**TEXTE ÉTUDIÉ**

□ □ □ □

Je ne connais pas le détail de l'information et de la protection des populations. Une difficulté est peut-être liée à la manière dont la sécurité est assurée sur les centres de la direction des applications militaires, où vous êtes délesté de votre portable quand vous entrez. Je verrai avec le directeur des applications militaires comment améliorer l'information des populations.

Le centre de Valduc est un bijou.

Le PEPR hydrogène a plusieurs éléments : certains sont à vocation industrielle rapide, par exemple les cellules de céramique ; d'autres sont d'un degré d'avancement moindre, et ont pour but d'explorer des technologies alternatives ; il y a aussi toute une série d'opérations sur les matériaux et la modélisation. Je ne pense pas que l'on ait perdu la bataille de l'hydrogène. Il y a beaucoup de monde sur la ligne de départ, mais nous y sommes aussi. Nous n'avons pas à rougir de nos électrolyseurs. Nous n'aurions pas attiré Schlumberger et Vinci si nous n'étions pas bons.

Le but est de remplacer l'hydrogène produit par les combustibles fossiles par de l'hydrogène vert. L'une des cibles, ce sont les mobilités lourdes : train, camion et bateau. La décarbonation du transport maritime sera compliquée, mais certains chantiers navals sont intéressés par l'hydrogène, ne serait-ce que pour la consommation à quai.

Le stockage de l'hydrogène est un enjeu de flexibilité. Si vous produisez de l'hydrogène lorsque le courant est bon marché et que vous le stockez, vous pouvez l'utiliser au moment opportun. L'un des intérêts de la technologie que nous proposons est qu'elle est réversible : elle produit de l'hydrogène et peut ensuite l'utiliser pour restituer de l'énergie.

Sur le « décloisonnement de la recherche », nous ne sommes pas toujours responsables des titres choisis par les journalistes. Ce que je voulais dire, c'est qu'il faut travailler en transversal. Par exemple, il y aura des pistes dans la combinaison entre santé et numérique. En interne et en externe, le décloisonnement, c'est se dire que le CEA n'est pas le CNRS, mais que les deux savent travailler ensemble. Pour ma part, j'aurais utilisé le mot « transversalité » plutôt que « décloisonnement », mais c'est peut-être tout aussi technocratique.

J'en viens au nucléaire. Les situations chinoise et russe sont différentes. Les Russes ont un historique bien plus long et complet que les Chinois, qui sont en phase d'extension. Le retraitement n'est pas pleinement maîtrisé par les Chinois, alors qu'il l'est par les Russes, depuis longtemps. En revanche, les Chinois essaient tout : c'est leur gigantisme. Ils nous recherchent comme partenaires en raison de nos compétences industrielles ou de recherche. Mon homologue russe ne cesse de me pousser à des coopérations. Les partenariats avec la Chine se sont plutôt construits avec les industriels, tels qu'EDF ou Orano. Nous devons être vigilants, mais je ne crois pas que nous ne soyons plus au niveau. Certes, la force de frappe chinoise est gigantesque.

□ □ □ □

**CONSIGNE**
Quelles mobilités lourdes le texte étudié cite-t-il comme cibles de l'hydrogène vert ?

□ □ □ □

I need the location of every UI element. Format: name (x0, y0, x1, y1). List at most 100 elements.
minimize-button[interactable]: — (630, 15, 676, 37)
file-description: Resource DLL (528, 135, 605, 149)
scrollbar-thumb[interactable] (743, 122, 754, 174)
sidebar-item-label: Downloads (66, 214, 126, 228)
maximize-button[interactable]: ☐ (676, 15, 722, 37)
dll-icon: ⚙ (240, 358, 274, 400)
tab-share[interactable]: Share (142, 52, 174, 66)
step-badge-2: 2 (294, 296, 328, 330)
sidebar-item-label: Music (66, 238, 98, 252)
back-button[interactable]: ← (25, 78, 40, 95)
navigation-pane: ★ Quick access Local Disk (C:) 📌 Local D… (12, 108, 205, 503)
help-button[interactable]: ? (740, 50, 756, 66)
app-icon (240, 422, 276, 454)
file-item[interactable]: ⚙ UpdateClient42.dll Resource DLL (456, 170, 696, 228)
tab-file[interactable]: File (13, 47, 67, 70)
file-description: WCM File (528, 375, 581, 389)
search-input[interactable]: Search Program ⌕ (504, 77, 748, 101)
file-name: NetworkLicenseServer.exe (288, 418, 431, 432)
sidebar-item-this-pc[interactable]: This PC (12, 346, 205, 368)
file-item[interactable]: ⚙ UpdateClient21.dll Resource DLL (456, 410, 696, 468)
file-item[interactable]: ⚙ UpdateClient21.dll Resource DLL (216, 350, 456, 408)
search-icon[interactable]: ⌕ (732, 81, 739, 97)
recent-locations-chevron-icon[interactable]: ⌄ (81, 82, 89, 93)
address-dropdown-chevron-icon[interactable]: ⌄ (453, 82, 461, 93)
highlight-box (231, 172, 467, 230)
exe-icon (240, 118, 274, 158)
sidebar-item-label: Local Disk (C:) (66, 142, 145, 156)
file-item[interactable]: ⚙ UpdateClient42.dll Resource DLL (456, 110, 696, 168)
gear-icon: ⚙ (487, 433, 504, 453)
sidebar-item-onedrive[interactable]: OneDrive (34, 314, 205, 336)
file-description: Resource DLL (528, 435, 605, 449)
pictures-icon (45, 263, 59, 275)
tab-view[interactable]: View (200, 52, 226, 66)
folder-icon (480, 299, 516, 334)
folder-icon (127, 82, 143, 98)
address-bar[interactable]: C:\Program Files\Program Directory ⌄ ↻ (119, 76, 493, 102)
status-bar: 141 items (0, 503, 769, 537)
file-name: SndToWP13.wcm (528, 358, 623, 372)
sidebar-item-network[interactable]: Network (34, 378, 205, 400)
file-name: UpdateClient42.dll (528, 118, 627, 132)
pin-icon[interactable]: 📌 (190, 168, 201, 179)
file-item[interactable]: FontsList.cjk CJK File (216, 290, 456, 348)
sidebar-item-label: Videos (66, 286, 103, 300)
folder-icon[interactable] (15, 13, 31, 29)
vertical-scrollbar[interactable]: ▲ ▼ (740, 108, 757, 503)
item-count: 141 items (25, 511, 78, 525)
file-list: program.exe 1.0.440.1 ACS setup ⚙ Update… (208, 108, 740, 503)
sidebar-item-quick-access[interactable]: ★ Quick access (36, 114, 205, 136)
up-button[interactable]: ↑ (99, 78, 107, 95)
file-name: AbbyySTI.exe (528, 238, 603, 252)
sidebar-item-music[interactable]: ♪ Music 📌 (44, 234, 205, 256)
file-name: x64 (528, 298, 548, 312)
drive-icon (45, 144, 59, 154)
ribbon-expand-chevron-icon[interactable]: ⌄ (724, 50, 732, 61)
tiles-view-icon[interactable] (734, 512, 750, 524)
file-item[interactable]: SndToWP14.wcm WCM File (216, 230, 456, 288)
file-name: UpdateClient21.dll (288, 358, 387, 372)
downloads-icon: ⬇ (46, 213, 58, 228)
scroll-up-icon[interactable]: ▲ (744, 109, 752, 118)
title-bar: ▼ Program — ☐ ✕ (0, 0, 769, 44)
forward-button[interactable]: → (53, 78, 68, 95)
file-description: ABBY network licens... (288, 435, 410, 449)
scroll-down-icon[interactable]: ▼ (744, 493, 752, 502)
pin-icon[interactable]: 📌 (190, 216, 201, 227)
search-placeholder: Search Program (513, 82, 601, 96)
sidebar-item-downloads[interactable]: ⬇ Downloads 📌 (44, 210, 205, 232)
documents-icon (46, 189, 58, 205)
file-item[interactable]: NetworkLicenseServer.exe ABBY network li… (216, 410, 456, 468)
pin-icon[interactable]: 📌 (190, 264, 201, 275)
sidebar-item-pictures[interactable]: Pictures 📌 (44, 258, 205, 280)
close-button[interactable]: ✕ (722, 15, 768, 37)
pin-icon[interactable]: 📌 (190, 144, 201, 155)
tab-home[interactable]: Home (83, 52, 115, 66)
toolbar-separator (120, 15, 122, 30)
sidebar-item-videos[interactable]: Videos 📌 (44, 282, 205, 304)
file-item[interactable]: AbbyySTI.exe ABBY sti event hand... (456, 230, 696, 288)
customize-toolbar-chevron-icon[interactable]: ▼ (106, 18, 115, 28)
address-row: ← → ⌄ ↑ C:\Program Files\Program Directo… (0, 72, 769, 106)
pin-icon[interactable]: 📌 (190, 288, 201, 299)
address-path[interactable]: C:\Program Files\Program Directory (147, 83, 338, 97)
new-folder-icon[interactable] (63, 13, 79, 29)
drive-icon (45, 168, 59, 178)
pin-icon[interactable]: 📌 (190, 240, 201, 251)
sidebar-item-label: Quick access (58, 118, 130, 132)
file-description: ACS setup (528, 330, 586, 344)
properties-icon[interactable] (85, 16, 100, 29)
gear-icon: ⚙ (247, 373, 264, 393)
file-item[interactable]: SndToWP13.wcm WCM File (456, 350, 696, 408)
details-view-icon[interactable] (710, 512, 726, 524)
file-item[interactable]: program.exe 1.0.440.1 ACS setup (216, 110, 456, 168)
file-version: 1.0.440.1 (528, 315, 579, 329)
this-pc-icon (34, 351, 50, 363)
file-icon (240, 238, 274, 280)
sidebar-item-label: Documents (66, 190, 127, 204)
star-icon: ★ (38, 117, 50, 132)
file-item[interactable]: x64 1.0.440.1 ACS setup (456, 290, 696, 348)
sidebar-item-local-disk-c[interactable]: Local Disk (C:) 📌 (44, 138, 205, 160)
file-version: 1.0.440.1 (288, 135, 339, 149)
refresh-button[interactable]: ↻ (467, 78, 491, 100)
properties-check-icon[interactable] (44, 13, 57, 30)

□ □ □ □

**RÉSULTAT OBTENU**
Le train, le camion et le bateau.